* Exercise description *
Images must not appear in your copy; reproduce every other part of the records exactly.

* Recorded information *
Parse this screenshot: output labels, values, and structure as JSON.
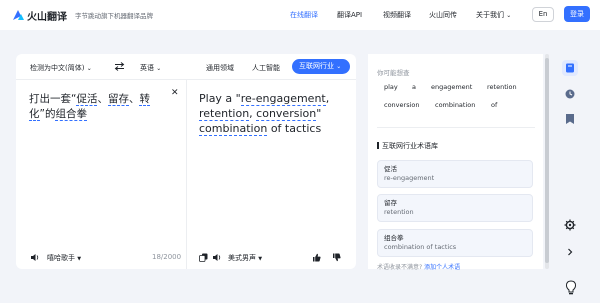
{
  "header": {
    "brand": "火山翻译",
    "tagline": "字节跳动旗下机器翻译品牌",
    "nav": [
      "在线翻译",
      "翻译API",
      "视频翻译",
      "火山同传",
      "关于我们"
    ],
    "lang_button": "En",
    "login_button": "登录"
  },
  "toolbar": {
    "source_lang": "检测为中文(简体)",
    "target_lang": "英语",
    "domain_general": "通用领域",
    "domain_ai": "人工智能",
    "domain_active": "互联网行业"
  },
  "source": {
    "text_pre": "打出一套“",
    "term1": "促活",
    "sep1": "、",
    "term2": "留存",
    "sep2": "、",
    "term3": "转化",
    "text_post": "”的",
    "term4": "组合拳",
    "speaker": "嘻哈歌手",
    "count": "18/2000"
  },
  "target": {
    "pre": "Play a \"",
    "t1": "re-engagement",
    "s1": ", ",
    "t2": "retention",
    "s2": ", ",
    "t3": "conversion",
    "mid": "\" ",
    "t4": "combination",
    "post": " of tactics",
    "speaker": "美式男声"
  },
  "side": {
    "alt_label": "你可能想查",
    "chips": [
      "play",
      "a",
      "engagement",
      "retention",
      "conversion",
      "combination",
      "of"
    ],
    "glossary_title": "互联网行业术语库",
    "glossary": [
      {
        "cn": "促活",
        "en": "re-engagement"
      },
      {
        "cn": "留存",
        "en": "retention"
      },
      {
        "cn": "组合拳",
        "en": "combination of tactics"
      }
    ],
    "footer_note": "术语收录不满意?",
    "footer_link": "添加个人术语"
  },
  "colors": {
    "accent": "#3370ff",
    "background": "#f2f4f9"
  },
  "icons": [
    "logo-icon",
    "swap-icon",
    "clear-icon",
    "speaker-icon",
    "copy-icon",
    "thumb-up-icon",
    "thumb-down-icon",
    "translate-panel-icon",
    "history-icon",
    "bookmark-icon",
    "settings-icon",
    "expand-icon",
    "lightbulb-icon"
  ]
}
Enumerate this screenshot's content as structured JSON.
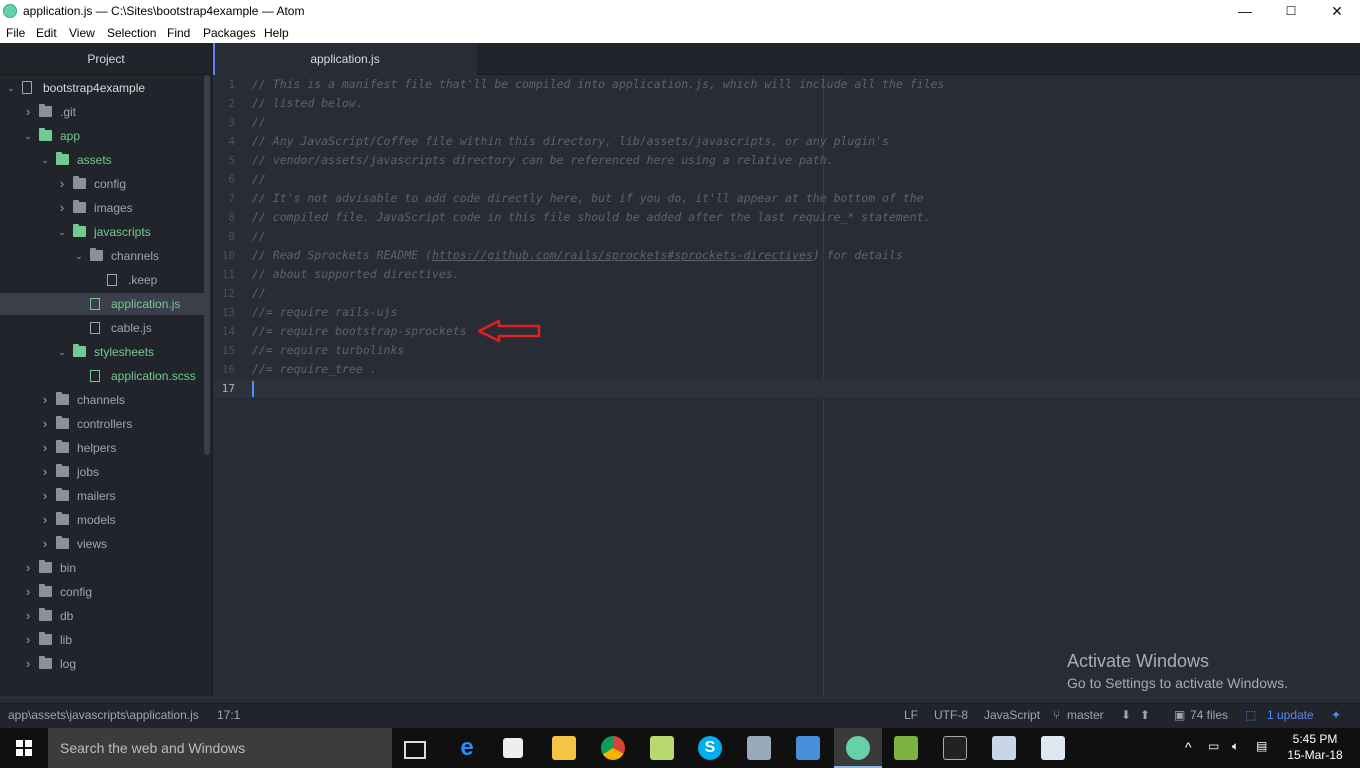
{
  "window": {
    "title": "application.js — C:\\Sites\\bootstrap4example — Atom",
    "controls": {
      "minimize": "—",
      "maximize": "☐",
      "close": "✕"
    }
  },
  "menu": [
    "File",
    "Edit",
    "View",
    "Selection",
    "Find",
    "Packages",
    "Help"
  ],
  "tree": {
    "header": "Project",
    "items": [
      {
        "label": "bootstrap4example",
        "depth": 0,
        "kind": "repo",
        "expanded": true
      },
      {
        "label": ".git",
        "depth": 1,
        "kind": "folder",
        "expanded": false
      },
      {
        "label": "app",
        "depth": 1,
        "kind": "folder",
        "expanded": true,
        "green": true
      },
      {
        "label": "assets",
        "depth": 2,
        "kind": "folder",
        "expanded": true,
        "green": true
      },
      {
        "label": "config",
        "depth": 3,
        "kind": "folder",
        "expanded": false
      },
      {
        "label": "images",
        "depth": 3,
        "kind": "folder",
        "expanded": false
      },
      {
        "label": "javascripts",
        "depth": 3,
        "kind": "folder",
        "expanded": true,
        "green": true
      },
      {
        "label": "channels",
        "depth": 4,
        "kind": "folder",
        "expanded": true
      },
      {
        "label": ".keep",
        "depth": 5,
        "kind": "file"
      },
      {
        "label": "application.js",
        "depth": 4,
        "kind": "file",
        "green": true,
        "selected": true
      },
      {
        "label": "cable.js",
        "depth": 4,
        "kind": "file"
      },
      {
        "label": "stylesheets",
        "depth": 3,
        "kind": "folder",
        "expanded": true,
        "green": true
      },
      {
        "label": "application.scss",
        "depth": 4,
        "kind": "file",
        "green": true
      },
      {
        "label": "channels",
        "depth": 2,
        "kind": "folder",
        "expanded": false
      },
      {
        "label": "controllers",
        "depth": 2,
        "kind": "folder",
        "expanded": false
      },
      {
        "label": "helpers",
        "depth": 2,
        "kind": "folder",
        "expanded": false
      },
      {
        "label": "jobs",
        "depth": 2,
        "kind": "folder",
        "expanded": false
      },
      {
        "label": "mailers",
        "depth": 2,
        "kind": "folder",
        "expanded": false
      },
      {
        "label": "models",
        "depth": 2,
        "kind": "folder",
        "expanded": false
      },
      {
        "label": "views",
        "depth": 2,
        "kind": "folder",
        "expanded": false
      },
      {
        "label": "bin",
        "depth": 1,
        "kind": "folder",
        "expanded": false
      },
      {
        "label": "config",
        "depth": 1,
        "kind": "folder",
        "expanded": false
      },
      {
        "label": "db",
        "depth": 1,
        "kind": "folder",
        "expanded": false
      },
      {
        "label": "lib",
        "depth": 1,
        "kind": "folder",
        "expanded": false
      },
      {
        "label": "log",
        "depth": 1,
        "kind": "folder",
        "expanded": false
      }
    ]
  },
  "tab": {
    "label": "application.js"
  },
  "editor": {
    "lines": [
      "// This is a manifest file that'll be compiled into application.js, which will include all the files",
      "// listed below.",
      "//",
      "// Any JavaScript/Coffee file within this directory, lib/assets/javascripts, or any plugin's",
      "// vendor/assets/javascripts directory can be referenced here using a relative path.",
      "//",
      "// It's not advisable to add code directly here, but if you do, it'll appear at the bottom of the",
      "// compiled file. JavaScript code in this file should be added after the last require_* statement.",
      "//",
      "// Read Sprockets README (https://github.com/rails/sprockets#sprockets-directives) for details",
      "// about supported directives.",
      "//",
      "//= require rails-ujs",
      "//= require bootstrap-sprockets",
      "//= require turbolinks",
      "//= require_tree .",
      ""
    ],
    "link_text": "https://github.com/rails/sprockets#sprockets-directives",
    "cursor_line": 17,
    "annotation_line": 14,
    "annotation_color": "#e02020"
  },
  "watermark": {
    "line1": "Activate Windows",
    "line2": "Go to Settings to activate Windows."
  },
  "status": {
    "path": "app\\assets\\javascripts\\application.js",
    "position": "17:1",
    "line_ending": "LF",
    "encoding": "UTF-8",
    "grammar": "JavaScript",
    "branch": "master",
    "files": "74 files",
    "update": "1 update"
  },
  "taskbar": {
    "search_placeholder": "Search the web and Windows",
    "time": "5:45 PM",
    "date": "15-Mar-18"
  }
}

* Solved problem *
Parse this screenshot: output labels, values, and structure as JSON.
{
  "header": {
    "brand": "火山翻译",
    "tagline": "字节跳动旗下机器翻译品牌",
    "nav": [
      "在线翻译",
      "翻译API",
      "视频翻译",
      "火山同传",
      "关于我们"
    ],
    "lang_button": "En",
    "login_button": "登录"
  },
  "toolbar": {
    "source_lang": "检测为中文(简体)",
    "target_lang": "英语",
    "domain_general": "通用领域",
    "domain_ai": "人工智能",
    "domain_active": "互联网行业"
  },
  "source": {
    "text_pre": "打出一套“",
    "term1": "促活",
    "sep1": "、",
    "term2": "留存",
    "sep2": "、",
    "term3": "转化",
    "text_post": "”的",
    "term4": "组合拳",
    "speaker": "嘻哈歌手",
    "count": "18/2000"
  },
  "target": {
    "pre": "Play a \"",
    "t1": "re-engagement",
    "s1": ", ",
    "t2": "retention",
    "s2": ", ",
    "t3": "conversion",
    "mid": "\" ",
    "t4": "combination",
    "post": " of tactics",
    "speaker": "美式男声"
  },
  "side": {
    "alt_label": "你可能想查",
    "chips": [
      "play",
      "a",
      "engagement",
      "retention",
      "conversion",
      "combination",
      "of"
    ],
    "glossary_title": "互联网行业术语库",
    "glossary": [
      {
        "cn": "促活",
        "en": "re-engagement"
      },
      {
        "cn": "留存",
        "en": "retention"
      },
      {
        "cn": "组合拳",
        "en": "combination of tactics"
      }
    ],
    "footer_note": "术语收录不满意?",
    "footer_link": "添加个人术语"
  },
  "colors": {
    "accent": "#3370ff",
    "background": "#f2f4f9"
  },
  "icons": [
    "logo-icon",
    "swap-icon",
    "clear-icon",
    "speaker-icon",
    "copy-icon",
    "thumb-up-icon",
    "thumb-down-icon",
    "translate-panel-icon",
    "history-icon",
    "bookmark-icon",
    "settings-icon",
    "expand-icon",
    "lightbulb-icon"
  ]
}
Enumerate this screenshot's content as structured JSON.
{
  "window": {
    "title": "application.js — C:\\Sites\\bootstrap4example — Atom",
    "controls": {
      "minimize": "—",
      "maximize": "☐",
      "close": "✕"
    }
  },
  "menu": [
    "File",
    "Edit",
    "View",
    "Selection",
    "Find",
    "Packages",
    "Help"
  ],
  "tree": {
    "header": "Project",
    "items": [
      {
        "label": "bootstrap4example",
        "depth": 0,
        "kind": "repo",
        "expanded": true
      },
      {
        "label": ".git",
        "depth": 1,
        "kind": "folder",
        "expanded": false
      },
      {
        "label": "app",
        "depth": 1,
        "kind": "folder",
        "expanded": true,
        "green": true
      },
      {
        "label": "assets",
        "depth": 2,
        "kind": "folder",
        "expanded": true,
        "green": true
      },
      {
        "label": "config",
        "depth": 3,
        "kind": "folder",
        "expanded": false
      },
      {
        "label": "images",
        "depth": 3,
        "kind": "folder",
        "expanded": false
      },
      {
        "label": "javascripts",
        "depth": 3,
        "kind": "folder",
        "expanded": true,
        "green": true
      },
      {
        "label": "channels",
        "depth": 4,
        "kind": "folder",
        "expanded": true
      },
      {
        "label": ".keep",
        "depth": 5,
        "kind": "file"
      },
      {
        "label": "application.js",
        "depth": 4,
        "kind": "file",
        "green": true,
        "selected": true
      },
      {
        "label": "cable.js",
        "depth": 4,
        "kind": "file"
      },
      {
        "label": "stylesheets",
        "depth": 3,
        "kind": "folder",
        "expanded": true,
        "green": true
      },
      {
        "label": "application.scss",
        "depth": 4,
        "kind": "file",
        "green": true
      },
      {
        "label": "channels",
        "depth": 2,
        "kind": "folder",
        "expanded": false
      },
      {
        "label": "controllers",
        "depth": 2,
        "kind": "folder",
        "expanded": false
      },
      {
        "label": "helpers",
        "depth": 2,
        "kind": "folder",
        "expanded": false
      },
      {
        "label": "jobs",
        "depth": 2,
        "kind": "folder",
        "expanded": false
      },
      {
        "label": "mailers",
        "depth": 2,
        "kind": "folder",
        "expanded": false
      },
      {
        "label": "models",
        "depth": 2,
        "kind": "folder",
        "expanded": false
      },
      {
        "label": "views",
        "depth": 2,
        "kind": "folder",
        "expanded": false
      },
      {
        "label": "bin",
        "depth": 1,
        "kind": "folder",
        "expanded": false
      },
      {
        "label": "config",
        "depth": 1,
        "kind": "folder",
        "expanded": false
      },
      {
        "label": "db",
        "depth": 1,
        "kind": "folder",
        "expanded": false
      },
      {
        "label": "lib",
        "depth": 1,
        "kind": "folder",
        "expanded": false
      },
      {
        "label": "log",
        "depth": 1,
        "kind": "folder",
        "expanded": false
      }
    ]
  },
  "tab": {
    "label": "application.js"
  },
  "editor": {
    "lines": [
      "// This is a manifest file that'll be compiled into application.js, which will include all the files",
      "// listed below.",
      "//",
      "// Any JavaScript/Coffee file within this directory, lib/assets/javascripts, or any plugin's",
      "// vendor/assets/javascripts directory can be referenced here using a relative path.",
      "//",
      "// It's not advisable to add code directly here, but if you do, it'll appear at the bottom of the",
      "// compiled file. JavaScript code in this file should be added after the last require_* statement.",
      "//",
      "// Read Sprockets README (https://github.com/rails/sprockets#sprockets-directives) for details",
      "// about supported directives.",
      "//",
      "//= require rails-ujs",
      "//= require bootstrap-sprockets",
      "//= require turbolinks",
      "//= require_tree .",
      ""
    ],
    "link_text": "https://github.com/rails/sprockets#sprockets-directives",
    "cursor_line": 17,
    "annotation_line": 14,
    "annotation_color": "#e02020"
  },
  "watermark": {
    "line1": "Activate Windows",
    "line2": "Go to Settings to activate Windows."
  },
  "status": {
    "path": "app\\assets\\javascripts\\application.js",
    "position": "17:1",
    "line_ending": "LF",
    "encoding": "UTF-8",
    "grammar": "JavaScript",
    "branch": "master",
    "files": "74 files",
    "update": "1 update"
  },
  "taskbar": {
    "search_placeholder": "Search the web and Windows",
    "time": "5:45 PM",
    "date": "15-Mar-18"
  }
}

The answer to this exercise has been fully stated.